### SHORT EXERCISE
Below is a listing to transcribe in full and exactly; keep the pictures out.
____
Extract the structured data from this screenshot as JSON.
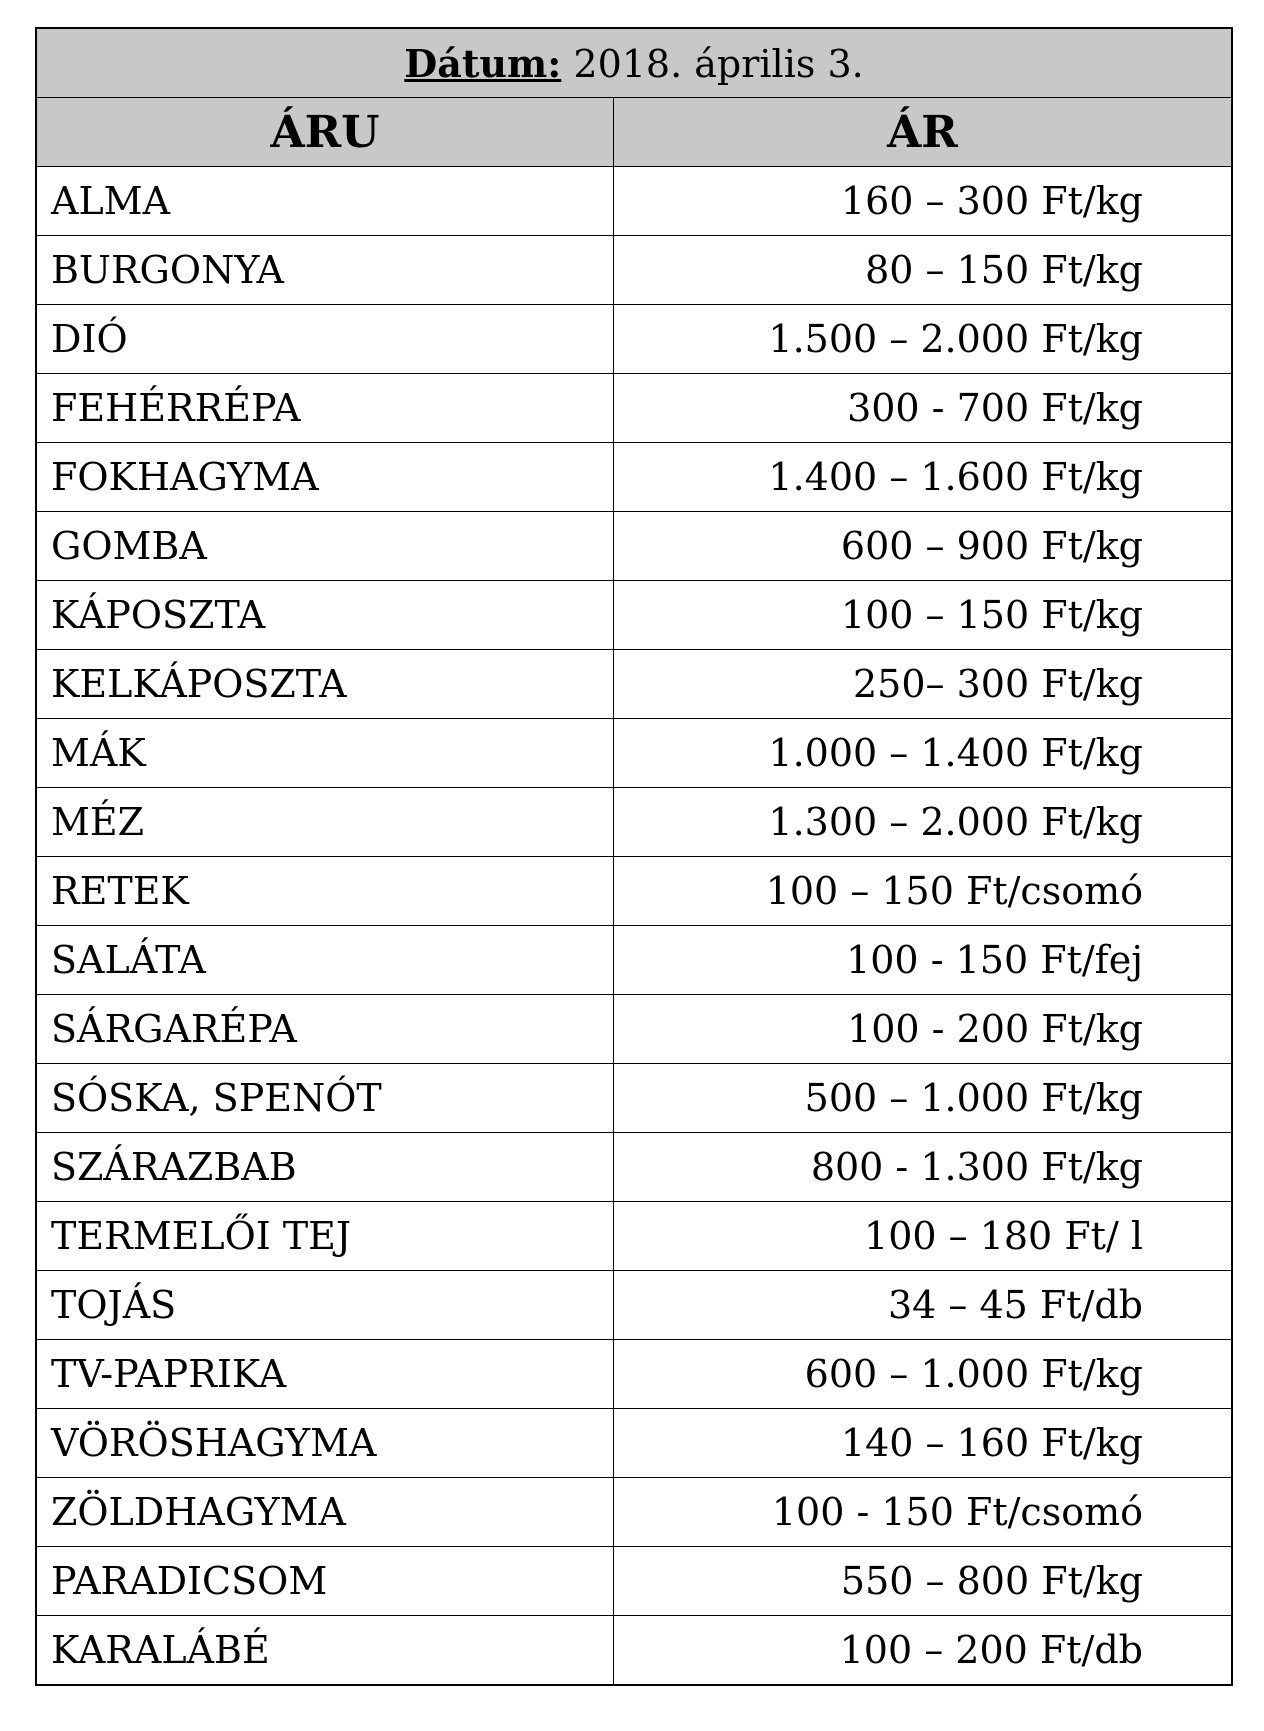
{
  "date_label": "Dátum:",
  "date_value": "2018. április 3.",
  "headers": [
    "ÁRU",
    "ÁR"
  ],
  "rows": [
    {
      "item": "ALMA",
      "price": "160 – 300 Ft/kg"
    },
    {
      "item": "BURGONYA",
      "price": "80 – 150 Ft/kg"
    },
    {
      "item": "DIÓ",
      "price": "1.500 – 2.000 Ft/kg"
    },
    {
      "item": "FEHÉRRÉPA",
      "price": "300 - 700 Ft/kg"
    },
    {
      "item": "FOKHAGYMA",
      "price": "1.400 – 1.600 Ft/kg"
    },
    {
      "item": "GOMBA",
      "price": "600 – 900 Ft/kg"
    },
    {
      "item": "KÁPOSZTA",
      "price": "100 – 150 Ft/kg"
    },
    {
      "item": "KELKÁPOSZTA",
      "price": "250– 300 Ft/kg"
    },
    {
      "item": "MÁK",
      "price": "1.000 – 1.400 Ft/kg"
    },
    {
      "item": "MÉZ",
      "price": "1.300 – 2.000 Ft/kg"
    },
    {
      "item": "RETEK",
      "price": "100 – 150 Ft/csomó"
    },
    {
      "item": "SALÁTA",
      "price": "100 - 150 Ft/fej"
    },
    {
      "item": "SÁRGARÉPA",
      "price": "100 - 200 Ft/kg"
    },
    {
      "item": "SÓSKA, SPENÓT",
      "price": "500 – 1.000 Ft/kg"
    },
    {
      "item": "SZÁRAZBAB",
      "price": "800 - 1.300 Ft/kg"
    },
    {
      "item": "TERMELŐI TEJ",
      "price": "100 – 180 Ft/ l"
    },
    {
      "item": "TOJÁS",
      "price": "34 – 45 Ft/db"
    },
    {
      "item": "TV-PAPRIKA",
      "price": "600 – 1.000 Ft/kg"
    },
    {
      "item": "VÖRÖSHAGYMA",
      "price": "140 – 160 Ft/kg"
    },
    {
      "item": "ZÖLDHAGYMA",
      "price": "100 - 150 Ft/csomó"
    },
    {
      "item": "PARADICSOM",
      "price": "550 – 800 Ft/kg"
    },
    {
      "item": "KARALÁBÉ",
      "price": "100 – 200 Ft/db"
    }
  ]
}
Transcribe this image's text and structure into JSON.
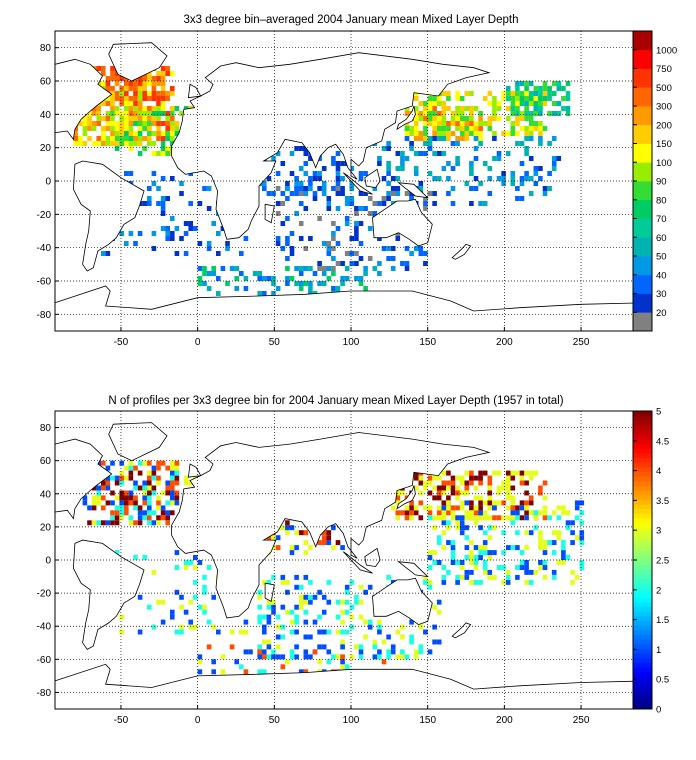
{
  "chart_data": [
    {
      "type": "heatmap",
      "title": "3x3 degree bin–averaged 2004 January mean Mixed Layer Depth",
      "xlabel": "",
      "ylabel": "",
      "xlim": [
        -93,
        293
      ],
      "ylim": [
        -90,
        90
      ],
      "xticks": [
        -50,
        0,
        50,
        100,
        150,
        200,
        250
      ],
      "yticks": [
        -80,
        -60,
        -40,
        -20,
        0,
        20,
        40,
        60,
        80
      ],
      "grid": true,
      "bin_size_deg": 3,
      "colorbar": {
        "scale": "categorical",
        "levels": [
          "20",
          "30",
          "40",
          "50",
          "60",
          "70",
          "80",
          "90",
          "100",
          "150",
          "200",
          "300",
          "500",
          "750",
          "1000"
        ],
        "colors": [
          "#808080",
          "#0033cc",
          "#0066ff",
          "#0099e6",
          "#00b3b3",
          "#00cc99",
          "#00cc66",
          "#33dd33",
          "#99ee00",
          "#ffff00",
          "#ffcc00",
          "#ff9900",
          "#ff6600",
          "#ff3300",
          "#ff0000",
          "#aa0000"
        ]
      },
      "clusters": [
        {
          "x": -58,
          "y": 40,
          "w": 22,
          "h": 18,
          "levels": [
            8,
            9,
            10,
            11,
            12
          ],
          "density": 0.75
        },
        {
          "x": -33,
          "y": 45,
          "w": 15,
          "h": 22,
          "levels": [
            9,
            10,
            11,
            12,
            13
          ],
          "density": 0.7
        },
        {
          "x": -30,
          "y": 30,
          "w": 26,
          "h": 14,
          "levels": [
            6,
            7,
            8,
            9,
            10
          ],
          "density": 0.45
        },
        {
          "x": -55,
          "y": 60,
          "w": 14,
          "h": 6,
          "levels": [
            11,
            12,
            13
          ],
          "density": 0.6
        },
        {
          "x": 160,
          "y": 35,
          "w": 25,
          "h": 10,
          "levels": [
            9,
            10,
            11,
            12
          ],
          "density": 0.6
        },
        {
          "x": 180,
          "y": 40,
          "w": 45,
          "h": 12,
          "levels": [
            7,
            8,
            9,
            10
          ],
          "density": 0.5
        },
        {
          "x": 220,
          "y": 48,
          "w": 20,
          "h": 10,
          "levels": [
            4,
            5,
            6,
            7
          ],
          "density": 0.6
        },
        {
          "x": 75,
          "y": 5,
          "w": 35,
          "h": 15,
          "levels": [
            1,
            2,
            3
          ],
          "density": 0.35
        },
        {
          "x": 175,
          "y": 5,
          "w": 60,
          "h": 20,
          "levels": [
            1,
            2,
            3,
            4
          ],
          "density": 0.25
        },
        {
          "x": 100,
          "y": -30,
          "w": 50,
          "h": 25,
          "levels": [
            0,
            1,
            2,
            3
          ],
          "density": 0.22
        },
        {
          "x": -20,
          "y": -20,
          "w": 50,
          "h": 25,
          "levels": [
            1,
            2,
            3
          ],
          "density": 0.15
        },
        {
          "x": 60,
          "y": -60,
          "w": 60,
          "h": 8,
          "levels": [
            2,
            3,
            4,
            6
          ],
          "density": 0.25
        }
      ]
    },
    {
      "type": "heatmap",
      "title": "N of profiles per 3x3 degree bin for 2004 January mean Mixed Layer Depth  (1957 in total)",
      "xlabel": "",
      "ylabel": "",
      "xlim": [
        -93,
        293
      ],
      "ylim": [
        -90,
        90
      ],
      "xticks": [
        -50,
        0,
        50,
        100,
        150,
        200,
        250
      ],
      "yticks": [
        -80,
        -60,
        -40,
        -20,
        0,
        20,
        40,
        60,
        80
      ],
      "grid": true,
      "bin_size_deg": 3,
      "total_profiles": 1957,
      "colorbar": {
        "scale": "continuous",
        "min": 0,
        "max": 5,
        "ticks": [
          0,
          0.5,
          1,
          1.5,
          2,
          2.5,
          3,
          3.5,
          4,
          4.5,
          5
        ],
        "colormap": "jet"
      },
      "clusters": [
        {
          "x": -45,
          "y": 40,
          "w": 30,
          "h": 18,
          "values": [
            1,
            2,
            3,
            4,
            5
          ],
          "density": 0.6
        },
        {
          "x": 10,
          "y": 40,
          "w": 20,
          "h": 8,
          "values": [
            3,
            4,
            5
          ],
          "density": 0.4
        },
        {
          "x": 70,
          "y": 15,
          "w": 25,
          "h": 12,
          "values": [
            1,
            3,
            4,
            5
          ],
          "density": 0.35
        },
        {
          "x": 175,
          "y": 38,
          "w": 50,
          "h": 14,
          "values": [
            3,
            3,
            4,
            5
          ],
          "density": 0.5
        },
        {
          "x": 200,
          "y": 10,
          "w": 50,
          "h": 25,
          "values": [
            1,
            2,
            3
          ],
          "density": 0.3
        },
        {
          "x": 100,
          "y": -35,
          "w": 60,
          "h": 25,
          "values": [
            1,
            2,
            3
          ],
          "density": 0.25
        },
        {
          "x": -20,
          "y": -20,
          "w": 50,
          "h": 25,
          "values": [
            1,
            2,
            3
          ],
          "density": 0.15
        },
        {
          "x": 60,
          "y": -60,
          "w": 60,
          "h": 8,
          "values": [
            1,
            2,
            3,
            4
          ],
          "density": 0.2
        }
      ]
    }
  ]
}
____
### RESULT BELOW
Extract the structured data from this screenshot as JSON.
{
  "date_label": "Dátum:",
  "date_value": "2018. április 3.",
  "headers": [
    "ÁRU",
    "ÁR"
  ],
  "rows": [
    {
      "item": "ALMA",
      "price": "160 – 300 Ft/kg"
    },
    {
      "item": "BURGONYA",
      "price": "80 – 150 Ft/kg"
    },
    {
      "item": "DIÓ",
      "price": "1.500 – 2.000 Ft/kg"
    },
    {
      "item": "FEHÉRRÉPA",
      "price": "300 - 700 Ft/kg"
    },
    {
      "item": "FOKHAGYMA",
      "price": "1.400 – 1.600 Ft/kg"
    },
    {
      "item": "GOMBA",
      "price": "600 – 900 Ft/kg"
    },
    {
      "item": "KÁPOSZTA",
      "price": "100 – 150 Ft/kg"
    },
    {
      "item": "KELKÁPOSZTA",
      "price": "250– 300 Ft/kg"
    },
    {
      "item": "MÁK",
      "price": "1.000 – 1.400 Ft/kg"
    },
    {
      "item": "MÉZ",
      "price": "1.300 – 2.000 Ft/kg"
    },
    {
      "item": "RETEK",
      "price": "100 – 150 Ft/csomó"
    },
    {
      "item": "SALÁTA",
      "price": "100 - 150 Ft/fej"
    },
    {
      "item": "SÁRGARÉPA",
      "price": "100 - 200 Ft/kg"
    },
    {
      "item": "SÓSKA, SPENÓT",
      "price": "500 – 1.000 Ft/kg"
    },
    {
      "item": "SZÁRAZBAB",
      "price": "800 - 1.300 Ft/kg"
    },
    {
      "item": "TERMELŐI TEJ",
      "price": "100 – 180 Ft/ l"
    },
    {
      "item": "TOJÁS",
      "price": "34 – 45 Ft/db"
    },
    {
      "item": "TV-PAPRIKA",
      "price": "600 – 1.000 Ft/kg"
    },
    {
      "item": "VÖRÖSHAGYMA",
      "price": "140 – 160 Ft/kg"
    },
    {
      "item": "ZÖLDHAGYMA",
      "price": "100 - 150 Ft/csomó"
    },
    {
      "item": "PARADICSOM",
      "price": "550 – 800 Ft/kg"
    },
    {
      "item": "KARALÁBÉ",
      "price": "100 – 200 Ft/db"
    }
  ]
}
Transcribe this image's text and structure into JSON.
{
  "chart_data": [
    {
      "type": "heatmap",
      "title": "3x3 degree bin–averaged 2004 January mean Mixed Layer Depth",
      "xlabel": "",
      "ylabel": "",
      "xlim": [
        -93,
        293
      ],
      "ylim": [
        -90,
        90
      ],
      "xticks": [
        -50,
        0,
        50,
        100,
        150,
        200,
        250
      ],
      "yticks": [
        -80,
        -60,
        -40,
        -20,
        0,
        20,
        40,
        60,
        80
      ],
      "grid": true,
      "bin_size_deg": 3,
      "colorbar": {
        "scale": "categorical",
        "levels": [
          "20",
          "30",
          "40",
          "50",
          "60",
          "70",
          "80",
          "90",
          "100",
          "150",
          "200",
          "300",
          "500",
          "750",
          "1000"
        ],
        "colors": [
          "#808080",
          "#0033cc",
          "#0066ff",
          "#0099e6",
          "#00b3b3",
          "#00cc99",
          "#00cc66",
          "#33dd33",
          "#99ee00",
          "#ffff00",
          "#ffcc00",
          "#ff9900",
          "#ff6600",
          "#ff3300",
          "#ff0000",
          "#aa0000"
        ]
      },
      "clusters": [
        {
          "x": -58,
          "y": 40,
          "w": 22,
          "h": 18,
          "levels": [
            8,
            9,
            10,
            11,
            12
          ],
          "density": 0.75
        },
        {
          "x": -33,
          "y": 45,
          "w": 15,
          "h": 22,
          "levels": [
            9,
            10,
            11,
            12,
            13
          ],
          "density": 0.7
        },
        {
          "x": -30,
          "y": 30,
          "w": 26,
          "h": 14,
          "levels": [
            6,
            7,
            8,
            9,
            10
          ],
          "density": 0.45
        },
        {
          "x": -55,
          "y": 60,
          "w": 14,
          "h": 6,
          "levels": [
            11,
            12,
            13
          ],
          "density": 0.6
        },
        {
          "x": 160,
          "y": 35,
          "w": 25,
          "h": 10,
          "levels": [
            9,
            10,
            11,
            12
          ],
          "density": 0.6
        },
        {
          "x": 180,
          "y": 40,
          "w": 45,
          "h": 12,
          "levels": [
            7,
            8,
            9,
            10
          ],
          "density": 0.5
        },
        {
          "x": 220,
          "y": 48,
          "w": 20,
          "h": 10,
          "levels": [
            4,
            5,
            6,
            7
          ],
          "density": 0.6
        },
        {
          "x": 75,
          "y": 5,
          "w": 35,
          "h": 15,
          "levels": [
            1,
            2,
            3
          ],
          "density": 0.35
        },
        {
          "x": 175,
          "y": 5,
          "w": 60,
          "h": 20,
          "levels": [
            1,
            2,
            3,
            4
          ],
          "density": 0.25
        },
        {
          "x": 100,
          "y": -30,
          "w": 50,
          "h": 25,
          "levels": [
            0,
            1,
            2,
            3
          ],
          "density": 0.22
        },
        {
          "x": -20,
          "y": -20,
          "w": 50,
          "h": 25,
          "levels": [
            1,
            2,
            3
          ],
          "density": 0.15
        },
        {
          "x": 60,
          "y": -60,
          "w": 60,
          "h": 8,
          "levels": [
            2,
            3,
            4,
            6
          ],
          "density": 0.25
        }
      ]
    },
    {
      "type": "heatmap",
      "title": "N of profiles per 3x3 degree bin for 2004 January mean Mixed Layer Depth  (1957 in total)",
      "xlabel": "",
      "ylabel": "",
      "xlim": [
        -93,
        293
      ],
      "ylim": [
        -90,
        90
      ],
      "xticks": [
        -50,
        0,
        50,
        100,
        150,
        200,
        250
      ],
      "yticks": [
        -80,
        -60,
        -40,
        -20,
        0,
        20,
        40,
        60,
        80
      ],
      "grid": true,
      "bin_size_deg": 3,
      "total_profiles": 1957,
      "colorbar": {
        "scale": "continuous",
        "min": 0,
        "max": 5,
        "ticks": [
          0,
          0.5,
          1,
          1.5,
          2,
          2.5,
          3,
          3.5,
          4,
          4.5,
          5
        ],
        "colormap": "jet"
      },
      "clusters": [
        {
          "x": -45,
          "y": 40,
          "w": 30,
          "h": 18,
          "values": [
            1,
            2,
            3,
            4,
            5
          ],
          "density": 0.6
        },
        {
          "x": 10,
          "y": 40,
          "w": 20,
          "h": 8,
          "values": [
            3,
            4,
            5
          ],
          "density": 0.4
        },
        {
          "x": 70,
          "y": 15,
          "w": 25,
          "h": 12,
          "values": [
            1,
            3,
            4,
            5
          ],
          "density": 0.35
        },
        {
          "x": 175,
          "y": 38,
          "w": 50,
          "h": 14,
          "values": [
            3,
            3,
            4,
            5
          ],
          "density": 0.5
        },
        {
          "x": 200,
          "y": 10,
          "w": 50,
          "h": 25,
          "values": [
            1,
            2,
            3
          ],
          "density": 0.3
        },
        {
          "x": 100,
          "y": -35,
          "w": 60,
          "h": 25,
          "values": [
            1,
            2,
            3
          ],
          "density": 0.25
        },
        {
          "x": -20,
          "y": -20,
          "w": 50,
          "h": 25,
          "values": [
            1,
            2,
            3
          ],
          "density": 0.15
        },
        {
          "x": 60,
          "y": -60,
          "w": 60,
          "h": 8,
          "values": [
            1,
            2,
            3,
            4
          ],
          "density": 0.2
        }
      ]
    }
  ]
}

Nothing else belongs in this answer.